L'Oreal is shaking up its local leadership, importing a Frenchman to be the India country manager, and pushing the incumbent to become the chairman. For the first time in history, Coca- Cola's India bottler has roped in an outsider - a former Mondelez man - to lead the business. Across the Pacific, the makers of Listerine, Band-Aid, Neutrogena, Kenvue - which itself was spun out of J&J in 2023 - also announced the exit of their CEO, as the consumer health company reviews its brands and business. Even Kraft Heinz is breaking up after 12 years of misadventure, for the same reason it got merged in the first place: financial engineering.

But none is as dramatic as the recent CEO whiplash at the Indian arm of Unilever, months after the ousting of its global CEO. Rohit Jawa's shelf life at the India office - the shortest in its local history - startled the Street, sparking yet again the debate over the suboptimality of short tenures for C-suites to ratchet up longtime laggards like Unilever or Diageo, which also saw its CEO exit this week.


The abrupt nature of such corporate announcements suggests a growing impatience within. Corporations spent years and billions bulking up. They expanded in a globalised world to leverage the strength of distribution at scale, market access, tech and talent. But, today, risks have become exogenous, as fenced borders, barriers to trade and battles have upended tried-and-tested strategies. Big is no longer better, nor is it beautiful. Even industries like FMCG, that have hewed to homegrown talent, are also being forced to experiment with external talent to reimagine their portfolio.


That is exactly what HUL must do, too - by turning to the neighbourhood and seeking inspiration from the once crusty conglomerate from Singapore - Fraser & Neave (F&N) - and its former chairman Lee Hsien Yang. In 2007, Lee surprised the region's corporate world and his father Lee Kuan Yew, with his departure from Singtel at 55, after 12 years as its CEO. In little over a decade, he had propelled Singtel into a transcontinental telecom heavyweight, grabbing stakes in mobile phone companies in the Philippines, Indonesia, Thailand, Bangladesh, and Bharti Airtel.

Lee's appointment as an outsider to lead the F&N boardroom was to shake things up in the then-125-year-old colonial vestige that was as confused as it was complex. F&N, which was set up as a soft drink company in 1883, after dabbling in printing and publishing, went on to brew beer, bottle soda, make milk, churn yogurt, and even run a chain of serviced apartments and commercial real estate.

When Lee assumed command, the F&N Group was more spread out than Singtel. Within five years, he streamlined management, sliced and diced businesses, listed some, focused on core operations, capital distribution, and then oversaw a bidding war for F&N that resulted in Southeast Asia's biggest corporate takeover. In 2013, Thai billionaire and beer baron Charoen Sirivadhanabhakdi paid $11.2 bn for F&N. Shareholders reaped the near-fivefold increase under Lee's watch. That's value creation.

Following the takeover, Lee's job was done. He pivoted to regulatory, corporate stewardship, and even political roles.

::::

▸ REQUIRED WORK
(1) Repeat the passage of the article on CEO shake-ups from "But none is" to "exit this week.", word for word.
(2) Answer these questions from the article on CEO shake-ups:
(a) In what year was Kenvue spun out of J&J?
(b) How old was Lee Hsien Yang when he left Singtel?
(c) How much did Charoen Sirivadhanabhakdi pay for F&N?
(3) List every country named in the article on CEO shake-ups as a place where Singtel grabbed stakes in mobile phone companies.
The listings play no part in this work.

Element region listings:
::::

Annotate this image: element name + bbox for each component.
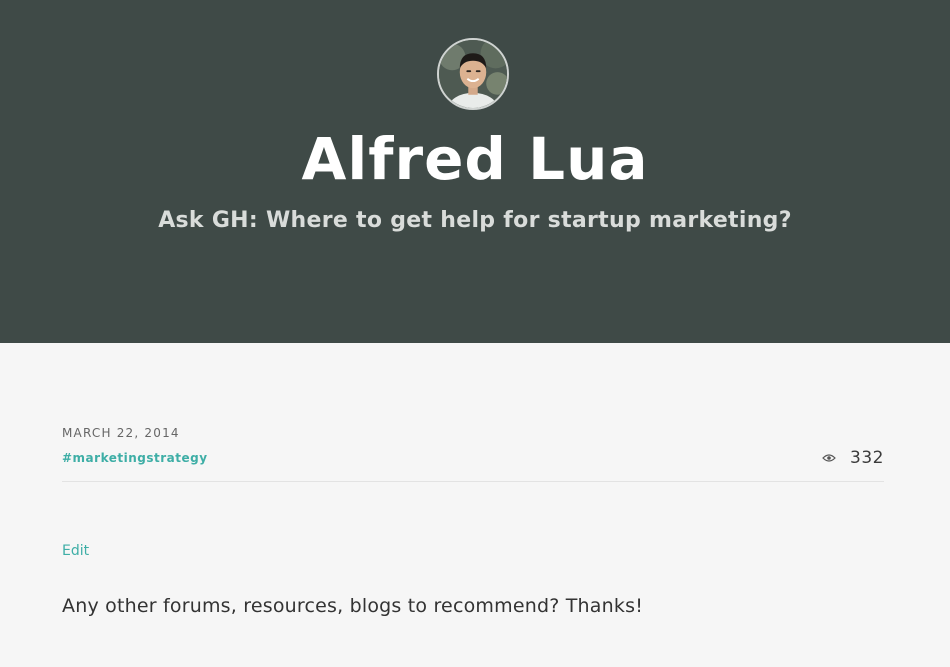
author-name[interactable]: Alfred Lua bbox=[0, 122, 950, 196]
view-counter: 332 bbox=[822, 447, 884, 469]
post-body: Any other forums, resources, blogs to re… bbox=[62, 595, 644, 617]
author-avatar[interactable] bbox=[437, 38, 509, 110]
edit-button[interactable]: Edit bbox=[62, 542, 89, 560]
view-count: 332 bbox=[850, 448, 884, 468]
post-date: MARCH 22, 2014 bbox=[62, 426, 180, 440]
post-meta: MARCH 22, 2014 #marketingstrategy 332 bbox=[62, 425, 884, 482]
avatar-photo-icon bbox=[439, 40, 507, 108]
post-title: Ask GH: Where to get help for startup ma… bbox=[158, 208, 792, 233]
post-header: Alfred Lua Ask GH: Where to get help for… bbox=[0, 0, 950, 343]
post-content: MARCH 22, 2014 #marketingstrategy 332 Ed… bbox=[0, 343, 950, 667]
tag-link[interactable]: #marketingstrategy bbox=[62, 450, 208, 466]
eye-icon bbox=[822, 453, 836, 463]
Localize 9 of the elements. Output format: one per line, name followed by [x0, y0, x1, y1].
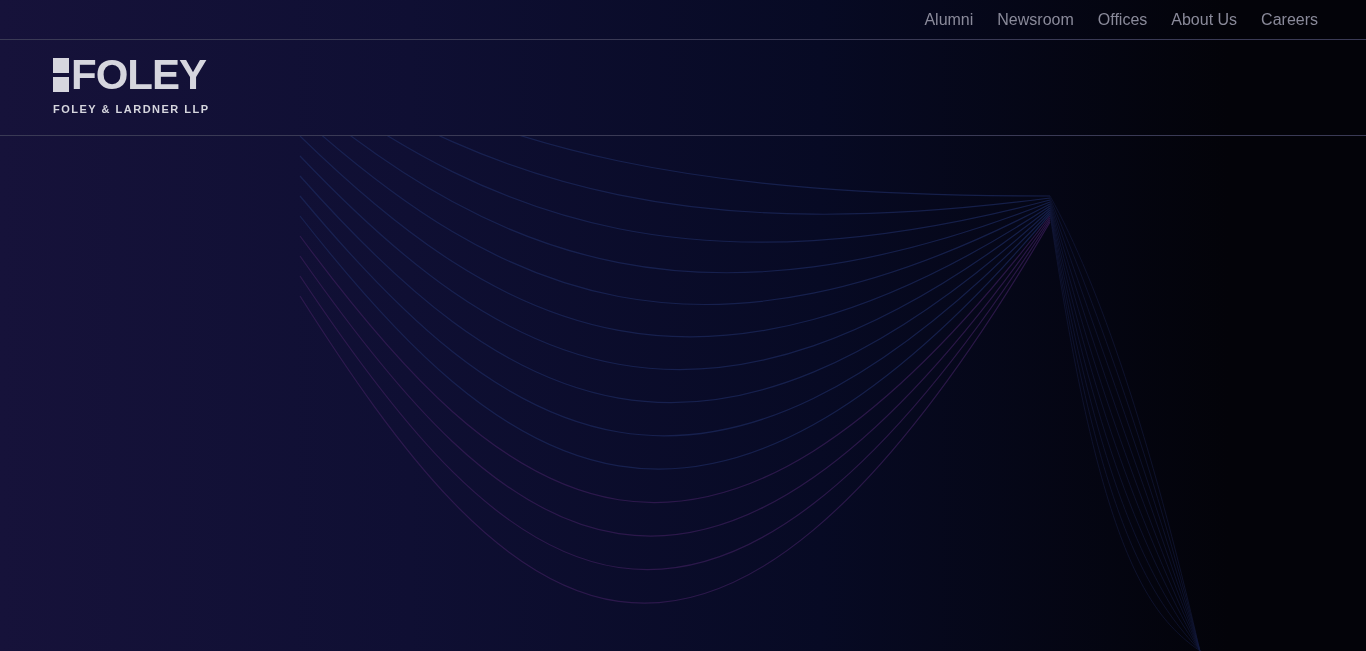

::::

▸ LIST OF SOLUTIONS
(1)
But none is as dramatic as the recent CEO whiplash at the Indian arm of Unilever, months after the ousting of its global CEO. Rohit Jawa's shelf life at the India office - the shortest in its local history - startled the Street, sparking yet again the debate over the suboptimality of short tenures for C-suites to ratchet up longtime laggards like Unilever or Diageo, which also saw its CEO exit this week.

(2)
(a) 2023
(b) 55
(c) $11.2 bn

(3) Philippines, Indonesia, Thailand, Bangladesh